** START Available data **

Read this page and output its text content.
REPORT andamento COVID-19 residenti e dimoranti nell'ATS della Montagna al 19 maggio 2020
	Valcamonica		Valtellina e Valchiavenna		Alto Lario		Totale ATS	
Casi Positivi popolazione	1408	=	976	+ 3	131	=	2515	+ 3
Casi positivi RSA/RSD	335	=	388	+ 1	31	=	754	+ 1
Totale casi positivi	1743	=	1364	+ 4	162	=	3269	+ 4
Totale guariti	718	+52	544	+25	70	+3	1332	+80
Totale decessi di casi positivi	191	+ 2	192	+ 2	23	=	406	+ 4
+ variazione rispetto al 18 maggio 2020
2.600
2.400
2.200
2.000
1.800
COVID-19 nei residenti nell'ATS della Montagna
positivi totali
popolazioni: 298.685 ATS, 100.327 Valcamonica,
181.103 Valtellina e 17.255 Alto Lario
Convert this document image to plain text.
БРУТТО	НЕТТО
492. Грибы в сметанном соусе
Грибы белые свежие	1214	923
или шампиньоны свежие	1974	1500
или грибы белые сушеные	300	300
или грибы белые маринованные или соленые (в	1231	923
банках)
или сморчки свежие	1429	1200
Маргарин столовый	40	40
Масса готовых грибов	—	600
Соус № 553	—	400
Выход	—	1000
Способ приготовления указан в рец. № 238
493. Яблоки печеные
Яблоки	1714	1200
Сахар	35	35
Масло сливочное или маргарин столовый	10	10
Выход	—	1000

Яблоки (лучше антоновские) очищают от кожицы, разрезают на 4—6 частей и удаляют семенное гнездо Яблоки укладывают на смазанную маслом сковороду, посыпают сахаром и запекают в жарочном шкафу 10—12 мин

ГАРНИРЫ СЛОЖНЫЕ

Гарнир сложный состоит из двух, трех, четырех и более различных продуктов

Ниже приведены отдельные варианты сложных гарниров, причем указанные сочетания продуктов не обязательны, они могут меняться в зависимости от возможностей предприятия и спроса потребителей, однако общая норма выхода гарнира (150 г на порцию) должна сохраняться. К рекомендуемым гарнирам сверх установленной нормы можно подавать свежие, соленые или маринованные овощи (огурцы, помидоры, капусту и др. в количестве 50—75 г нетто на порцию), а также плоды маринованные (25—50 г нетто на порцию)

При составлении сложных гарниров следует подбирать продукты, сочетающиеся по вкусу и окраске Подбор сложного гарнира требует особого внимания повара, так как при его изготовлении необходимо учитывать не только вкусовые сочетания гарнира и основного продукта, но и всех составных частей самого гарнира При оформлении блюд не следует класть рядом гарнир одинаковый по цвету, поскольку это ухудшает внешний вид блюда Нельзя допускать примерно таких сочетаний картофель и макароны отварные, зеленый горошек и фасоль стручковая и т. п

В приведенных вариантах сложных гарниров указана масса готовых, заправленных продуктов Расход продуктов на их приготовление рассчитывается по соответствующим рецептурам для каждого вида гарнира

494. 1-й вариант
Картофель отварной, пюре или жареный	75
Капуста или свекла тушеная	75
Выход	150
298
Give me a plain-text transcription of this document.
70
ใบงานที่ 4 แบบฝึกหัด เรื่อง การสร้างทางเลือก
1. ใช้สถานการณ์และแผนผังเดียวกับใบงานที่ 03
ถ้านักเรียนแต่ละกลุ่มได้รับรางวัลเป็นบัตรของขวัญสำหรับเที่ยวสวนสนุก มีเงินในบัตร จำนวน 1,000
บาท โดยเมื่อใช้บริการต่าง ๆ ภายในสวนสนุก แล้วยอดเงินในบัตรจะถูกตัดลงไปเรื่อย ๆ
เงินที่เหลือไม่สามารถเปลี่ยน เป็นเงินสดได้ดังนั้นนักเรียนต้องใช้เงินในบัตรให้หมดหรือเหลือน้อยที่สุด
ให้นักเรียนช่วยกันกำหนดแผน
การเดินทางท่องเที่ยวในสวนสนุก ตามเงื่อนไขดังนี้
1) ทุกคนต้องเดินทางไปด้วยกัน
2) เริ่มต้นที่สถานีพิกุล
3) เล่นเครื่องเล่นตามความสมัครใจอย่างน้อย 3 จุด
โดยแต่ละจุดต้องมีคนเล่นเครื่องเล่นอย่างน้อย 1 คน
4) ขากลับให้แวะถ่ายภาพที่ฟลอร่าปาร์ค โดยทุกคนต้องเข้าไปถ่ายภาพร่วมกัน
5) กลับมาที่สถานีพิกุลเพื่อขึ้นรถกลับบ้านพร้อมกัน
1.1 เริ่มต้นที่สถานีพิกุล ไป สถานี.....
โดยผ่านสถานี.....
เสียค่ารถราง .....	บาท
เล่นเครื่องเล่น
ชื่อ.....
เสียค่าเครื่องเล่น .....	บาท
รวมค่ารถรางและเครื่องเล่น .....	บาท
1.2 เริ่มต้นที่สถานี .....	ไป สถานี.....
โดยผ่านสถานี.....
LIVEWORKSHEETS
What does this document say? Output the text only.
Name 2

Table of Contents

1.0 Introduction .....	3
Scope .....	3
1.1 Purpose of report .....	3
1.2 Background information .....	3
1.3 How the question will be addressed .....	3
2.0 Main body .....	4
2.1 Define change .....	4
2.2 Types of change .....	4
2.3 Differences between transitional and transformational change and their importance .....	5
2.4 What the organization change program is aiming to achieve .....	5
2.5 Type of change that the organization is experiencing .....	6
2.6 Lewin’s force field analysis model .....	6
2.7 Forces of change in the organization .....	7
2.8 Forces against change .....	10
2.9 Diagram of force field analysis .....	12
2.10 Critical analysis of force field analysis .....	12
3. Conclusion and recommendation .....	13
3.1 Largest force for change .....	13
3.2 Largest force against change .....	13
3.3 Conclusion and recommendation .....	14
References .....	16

** END Available data **

## Problem:
Collect each line above holding the string "Alto".

## Correct response:
	Valcamonica		Valtellina e Valchiavenna		Alto Lario		Totale ATS	
181.103 Valtellina e 17.255 Alto Lario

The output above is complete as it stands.